# START OF Information shown
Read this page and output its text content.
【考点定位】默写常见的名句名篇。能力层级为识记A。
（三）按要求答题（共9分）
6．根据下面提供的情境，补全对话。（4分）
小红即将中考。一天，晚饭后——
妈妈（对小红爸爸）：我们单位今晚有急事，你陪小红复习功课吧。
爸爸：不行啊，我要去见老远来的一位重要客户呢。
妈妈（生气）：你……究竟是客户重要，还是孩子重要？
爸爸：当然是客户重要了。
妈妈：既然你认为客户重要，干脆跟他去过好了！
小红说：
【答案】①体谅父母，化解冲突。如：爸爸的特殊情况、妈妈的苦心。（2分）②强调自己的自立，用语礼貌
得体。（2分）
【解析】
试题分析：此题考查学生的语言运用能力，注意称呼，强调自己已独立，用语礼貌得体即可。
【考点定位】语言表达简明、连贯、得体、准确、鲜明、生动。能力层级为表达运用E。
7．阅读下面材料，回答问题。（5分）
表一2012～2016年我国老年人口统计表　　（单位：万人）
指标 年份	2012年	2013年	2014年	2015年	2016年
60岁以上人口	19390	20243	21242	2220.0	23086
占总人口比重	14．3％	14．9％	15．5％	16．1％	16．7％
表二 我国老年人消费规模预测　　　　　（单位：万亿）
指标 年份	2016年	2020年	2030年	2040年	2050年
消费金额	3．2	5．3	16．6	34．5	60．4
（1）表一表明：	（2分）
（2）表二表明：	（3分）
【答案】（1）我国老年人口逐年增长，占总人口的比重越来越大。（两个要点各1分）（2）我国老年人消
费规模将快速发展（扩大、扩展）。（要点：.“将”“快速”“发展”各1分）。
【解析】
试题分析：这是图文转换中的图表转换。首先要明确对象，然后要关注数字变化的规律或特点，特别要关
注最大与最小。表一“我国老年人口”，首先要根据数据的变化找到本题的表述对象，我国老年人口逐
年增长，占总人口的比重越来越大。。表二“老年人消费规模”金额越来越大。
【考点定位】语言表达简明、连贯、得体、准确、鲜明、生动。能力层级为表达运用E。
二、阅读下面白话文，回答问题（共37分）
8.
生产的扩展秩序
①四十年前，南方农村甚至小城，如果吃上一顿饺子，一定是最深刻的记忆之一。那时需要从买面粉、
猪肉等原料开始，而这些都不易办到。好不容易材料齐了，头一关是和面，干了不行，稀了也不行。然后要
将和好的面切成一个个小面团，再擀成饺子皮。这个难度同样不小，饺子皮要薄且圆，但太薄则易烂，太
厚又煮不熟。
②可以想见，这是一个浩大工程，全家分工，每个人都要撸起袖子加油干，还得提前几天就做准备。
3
# END OF Information shown
Exercise aim → Print the records once more, exactly as they were given.

The answer →
Read this page and output its text content.
【考点定位】默写常见的名句名篇。能力层级为识记A。
（三）按要求答题（共9分）
6．根据下面提供的情境，补全对话。（4分）
小红即将中考。一天，晚饭后——
妈妈（对小红爸爸）：我们单位今晚有急事，你陪小红复习功课吧。
爸爸：不行啊，我要去见老远来的一位重要客户呢。
妈妈（生气）：你……究竟是客户重要，还是孩子重要？
爸爸：当然是客户重要了。
妈妈：既然你认为客户重要，干脆跟他去过好了！
小红说：
【答案】①体谅父母，化解冲突。如：爸爸的特殊情况、妈妈的苦心。（2分）②强调自己的自立，用语礼貌
得体。（2分）
【解析】
试题分析：此题考查学生的语言运用能力，注意称呼，强调自己已独立，用语礼貌得体即可。
【考点定位】语言表达简明、连贯、得体、准确、鲜明、生动。能力层级为表达运用E。
7．阅读下面材料，回答问题。（5分）
表一2012～2016年我国老年人口统计表　　（单位：万人）
指标 年份	2012年	2013年	2014年	2015年	2016年
60岁以上人口	19390	20243	21242	2220.0	23086
占总人口比重	14．3％	14．9％	15．5％	16．1％	16．7％
表二 我国老年人消费规模预测　　　　　（单位：万亿）
指标 年份	2016年	2020年	2030年	2040年	2050年
消费金额	3．2	5．3	16．6	34．5	60．4
（1）表一表明：	（2分）
（2）表二表明：	（3分）
【答案】（1）我国老年人口逐年增长，占总人口的比重越来越大。（两个要点各1分）（2）我国老年人消
费规模将快速发展（扩大、扩展）。（要点：.“将”“快速”“发展”各1分）。
【解析】
试题分析：这是图文转换中的图表转换。首先要明确对象，然后要关注数字变化的规律或特点，特别要关
注最大与最小。表一“我国老年人口”，首先要根据数据的变化找到本题的表述对象，我国老年人口逐
年增长，占总人口的比重越来越大。。表二“老年人消费规模”金额越来越大。
【考点定位】语言表达简明、连贯、得体、准确、鲜明、生动。能力层级为表达运用E。
二、阅读下面白话文，回答问题（共37分）
8.
生产的扩展秩序
①四十年前，南方农村甚至小城，如果吃上一顿饺子，一定是最深刻的记忆之一。那时需要从买面粉、
猪肉等原料开始，而这些都不易办到。好不容易材料齐了，头一关是和面，干了不行，稀了也不行。然后要
将和好的面切成一个个小面团，再擀成饺子皮。这个难度同样不小，饺子皮要薄且圆，但太薄则易烂，太
厚又煮不熟。
②可以想见，这是一个浩大工程，全家分工，每个人都要撸起袖子加油干，还得提前几天就做准备。
3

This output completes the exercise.